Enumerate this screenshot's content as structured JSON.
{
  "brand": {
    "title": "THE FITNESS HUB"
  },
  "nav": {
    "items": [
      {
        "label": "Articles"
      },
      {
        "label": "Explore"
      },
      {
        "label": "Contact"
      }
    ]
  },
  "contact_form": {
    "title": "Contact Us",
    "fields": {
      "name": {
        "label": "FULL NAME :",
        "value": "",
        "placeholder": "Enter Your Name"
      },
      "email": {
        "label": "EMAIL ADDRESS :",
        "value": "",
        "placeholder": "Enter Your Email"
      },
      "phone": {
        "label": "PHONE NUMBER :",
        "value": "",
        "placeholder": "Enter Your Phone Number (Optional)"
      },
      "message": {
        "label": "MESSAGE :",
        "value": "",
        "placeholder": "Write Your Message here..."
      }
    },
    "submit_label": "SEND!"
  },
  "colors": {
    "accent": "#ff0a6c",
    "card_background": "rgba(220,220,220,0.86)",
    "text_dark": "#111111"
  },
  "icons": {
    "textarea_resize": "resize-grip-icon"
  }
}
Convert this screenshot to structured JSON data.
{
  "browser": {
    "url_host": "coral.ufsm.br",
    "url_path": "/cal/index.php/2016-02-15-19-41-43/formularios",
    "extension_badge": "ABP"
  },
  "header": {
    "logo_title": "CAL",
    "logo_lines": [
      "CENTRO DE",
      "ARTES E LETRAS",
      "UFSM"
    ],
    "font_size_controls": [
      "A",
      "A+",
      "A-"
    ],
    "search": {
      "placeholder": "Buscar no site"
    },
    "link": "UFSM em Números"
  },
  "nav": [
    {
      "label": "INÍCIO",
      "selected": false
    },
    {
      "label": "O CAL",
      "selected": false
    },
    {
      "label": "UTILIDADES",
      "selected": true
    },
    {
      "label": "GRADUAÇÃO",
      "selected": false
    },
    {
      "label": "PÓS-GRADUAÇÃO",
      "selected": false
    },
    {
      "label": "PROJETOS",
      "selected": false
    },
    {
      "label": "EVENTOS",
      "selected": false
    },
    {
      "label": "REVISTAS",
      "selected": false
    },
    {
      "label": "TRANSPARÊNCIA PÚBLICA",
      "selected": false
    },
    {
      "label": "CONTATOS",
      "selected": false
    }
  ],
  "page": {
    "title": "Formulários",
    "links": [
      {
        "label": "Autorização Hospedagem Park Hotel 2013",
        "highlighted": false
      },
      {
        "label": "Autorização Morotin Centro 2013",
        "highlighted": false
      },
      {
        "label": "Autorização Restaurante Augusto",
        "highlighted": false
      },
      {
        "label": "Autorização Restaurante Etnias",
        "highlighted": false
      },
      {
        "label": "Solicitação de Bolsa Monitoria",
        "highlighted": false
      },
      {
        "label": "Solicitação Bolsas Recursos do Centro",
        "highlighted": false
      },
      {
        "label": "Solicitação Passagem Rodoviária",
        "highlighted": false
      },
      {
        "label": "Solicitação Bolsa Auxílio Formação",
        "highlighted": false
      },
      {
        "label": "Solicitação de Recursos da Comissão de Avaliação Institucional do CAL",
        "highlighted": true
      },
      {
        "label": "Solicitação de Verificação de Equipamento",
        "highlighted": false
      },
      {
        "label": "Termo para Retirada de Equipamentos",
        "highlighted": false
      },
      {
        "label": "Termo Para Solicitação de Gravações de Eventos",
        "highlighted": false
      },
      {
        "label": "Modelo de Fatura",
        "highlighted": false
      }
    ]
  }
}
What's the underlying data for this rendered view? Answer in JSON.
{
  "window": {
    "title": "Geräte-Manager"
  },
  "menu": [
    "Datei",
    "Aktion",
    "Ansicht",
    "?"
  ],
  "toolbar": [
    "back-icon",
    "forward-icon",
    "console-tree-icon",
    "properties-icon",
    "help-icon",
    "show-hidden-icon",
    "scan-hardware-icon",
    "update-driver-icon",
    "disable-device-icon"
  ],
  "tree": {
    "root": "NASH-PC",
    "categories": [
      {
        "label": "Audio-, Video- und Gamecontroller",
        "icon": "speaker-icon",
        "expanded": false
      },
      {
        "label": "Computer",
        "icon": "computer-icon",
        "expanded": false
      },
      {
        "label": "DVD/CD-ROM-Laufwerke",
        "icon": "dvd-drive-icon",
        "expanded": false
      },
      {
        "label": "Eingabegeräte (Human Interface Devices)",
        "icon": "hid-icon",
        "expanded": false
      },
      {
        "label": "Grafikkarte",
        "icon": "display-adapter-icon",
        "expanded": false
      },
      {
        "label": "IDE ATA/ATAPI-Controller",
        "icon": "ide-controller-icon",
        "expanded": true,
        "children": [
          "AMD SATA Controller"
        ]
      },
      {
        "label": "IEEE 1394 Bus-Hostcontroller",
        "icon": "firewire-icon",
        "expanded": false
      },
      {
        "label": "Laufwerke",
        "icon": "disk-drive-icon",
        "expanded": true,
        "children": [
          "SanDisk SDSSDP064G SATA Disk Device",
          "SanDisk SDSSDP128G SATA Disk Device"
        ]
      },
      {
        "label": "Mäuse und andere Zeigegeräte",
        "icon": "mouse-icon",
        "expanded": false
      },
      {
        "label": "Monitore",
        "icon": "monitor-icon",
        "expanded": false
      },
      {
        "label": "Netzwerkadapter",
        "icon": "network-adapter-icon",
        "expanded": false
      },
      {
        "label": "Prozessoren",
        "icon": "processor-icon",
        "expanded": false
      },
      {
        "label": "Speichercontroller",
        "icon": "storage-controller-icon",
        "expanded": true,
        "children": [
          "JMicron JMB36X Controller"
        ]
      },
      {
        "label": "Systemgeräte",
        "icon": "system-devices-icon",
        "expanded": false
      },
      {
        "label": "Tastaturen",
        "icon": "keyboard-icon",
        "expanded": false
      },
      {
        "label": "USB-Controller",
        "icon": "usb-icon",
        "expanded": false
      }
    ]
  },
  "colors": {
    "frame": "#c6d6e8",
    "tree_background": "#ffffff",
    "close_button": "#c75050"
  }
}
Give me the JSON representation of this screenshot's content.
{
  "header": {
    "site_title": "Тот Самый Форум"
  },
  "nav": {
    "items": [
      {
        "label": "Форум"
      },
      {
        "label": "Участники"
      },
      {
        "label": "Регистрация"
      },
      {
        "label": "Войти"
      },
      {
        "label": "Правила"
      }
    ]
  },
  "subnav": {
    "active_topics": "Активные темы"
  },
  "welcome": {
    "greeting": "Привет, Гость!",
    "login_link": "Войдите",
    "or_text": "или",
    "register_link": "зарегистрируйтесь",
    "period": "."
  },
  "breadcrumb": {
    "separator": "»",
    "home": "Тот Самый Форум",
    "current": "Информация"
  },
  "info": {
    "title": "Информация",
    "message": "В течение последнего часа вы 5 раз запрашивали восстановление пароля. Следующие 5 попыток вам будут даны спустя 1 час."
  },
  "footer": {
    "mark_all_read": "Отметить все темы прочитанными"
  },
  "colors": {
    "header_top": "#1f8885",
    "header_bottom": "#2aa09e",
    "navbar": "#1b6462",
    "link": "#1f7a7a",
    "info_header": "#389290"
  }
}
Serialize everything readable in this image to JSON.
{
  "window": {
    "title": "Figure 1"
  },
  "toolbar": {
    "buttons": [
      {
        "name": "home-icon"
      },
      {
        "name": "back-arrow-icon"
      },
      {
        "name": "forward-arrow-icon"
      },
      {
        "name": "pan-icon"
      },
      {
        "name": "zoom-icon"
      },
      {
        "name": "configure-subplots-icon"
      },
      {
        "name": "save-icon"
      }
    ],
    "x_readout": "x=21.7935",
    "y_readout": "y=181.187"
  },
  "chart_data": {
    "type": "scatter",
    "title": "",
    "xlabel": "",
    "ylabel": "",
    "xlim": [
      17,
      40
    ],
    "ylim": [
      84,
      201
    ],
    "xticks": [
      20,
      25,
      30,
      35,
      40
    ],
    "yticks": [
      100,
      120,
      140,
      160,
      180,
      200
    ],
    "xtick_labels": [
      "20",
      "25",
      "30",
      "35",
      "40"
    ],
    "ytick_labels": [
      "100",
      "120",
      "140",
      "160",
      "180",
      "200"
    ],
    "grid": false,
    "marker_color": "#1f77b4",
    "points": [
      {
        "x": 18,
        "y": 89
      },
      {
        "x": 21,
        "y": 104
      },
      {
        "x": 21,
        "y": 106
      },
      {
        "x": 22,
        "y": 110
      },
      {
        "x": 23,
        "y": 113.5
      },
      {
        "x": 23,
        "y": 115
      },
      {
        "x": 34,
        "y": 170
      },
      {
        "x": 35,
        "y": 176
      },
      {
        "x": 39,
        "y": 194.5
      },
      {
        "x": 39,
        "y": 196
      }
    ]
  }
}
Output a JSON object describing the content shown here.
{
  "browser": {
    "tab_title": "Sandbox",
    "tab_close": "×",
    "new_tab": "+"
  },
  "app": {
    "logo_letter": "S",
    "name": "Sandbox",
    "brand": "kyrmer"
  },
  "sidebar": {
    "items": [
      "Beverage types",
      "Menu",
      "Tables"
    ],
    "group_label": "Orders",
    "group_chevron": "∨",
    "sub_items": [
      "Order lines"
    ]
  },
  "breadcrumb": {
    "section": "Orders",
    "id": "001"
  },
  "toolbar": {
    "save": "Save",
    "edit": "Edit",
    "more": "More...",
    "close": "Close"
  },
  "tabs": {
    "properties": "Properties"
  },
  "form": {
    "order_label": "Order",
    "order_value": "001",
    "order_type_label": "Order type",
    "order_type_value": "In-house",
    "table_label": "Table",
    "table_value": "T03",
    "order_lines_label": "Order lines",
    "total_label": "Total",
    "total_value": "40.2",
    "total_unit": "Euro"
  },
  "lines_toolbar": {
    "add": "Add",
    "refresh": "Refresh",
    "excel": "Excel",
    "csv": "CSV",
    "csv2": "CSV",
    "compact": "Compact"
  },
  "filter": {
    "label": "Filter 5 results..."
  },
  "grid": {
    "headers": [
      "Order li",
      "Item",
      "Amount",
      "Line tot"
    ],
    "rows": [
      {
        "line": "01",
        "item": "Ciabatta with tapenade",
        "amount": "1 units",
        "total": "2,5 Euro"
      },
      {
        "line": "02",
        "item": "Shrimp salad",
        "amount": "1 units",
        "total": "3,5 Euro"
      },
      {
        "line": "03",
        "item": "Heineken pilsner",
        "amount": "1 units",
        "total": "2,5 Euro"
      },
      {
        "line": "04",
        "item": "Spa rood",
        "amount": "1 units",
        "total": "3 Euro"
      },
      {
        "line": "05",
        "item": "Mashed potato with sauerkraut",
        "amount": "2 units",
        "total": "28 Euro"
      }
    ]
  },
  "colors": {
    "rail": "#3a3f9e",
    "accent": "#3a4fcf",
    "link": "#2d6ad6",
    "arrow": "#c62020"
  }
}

— SHORT PROBLEM —
Collect each line holding the string "JSON".

— SOLUTION FOR THIS PROBLEM —
Enumerate this screenshot's content as structured JSON.
Convert this screenshot to structured JSON data.
What's the underlying data for this rendered view? Answer in JSON.
Give me the JSON representation of this screenshot's content.
Serialize everything readable in this image to JSON.
Output a JSON object describing the content shown here.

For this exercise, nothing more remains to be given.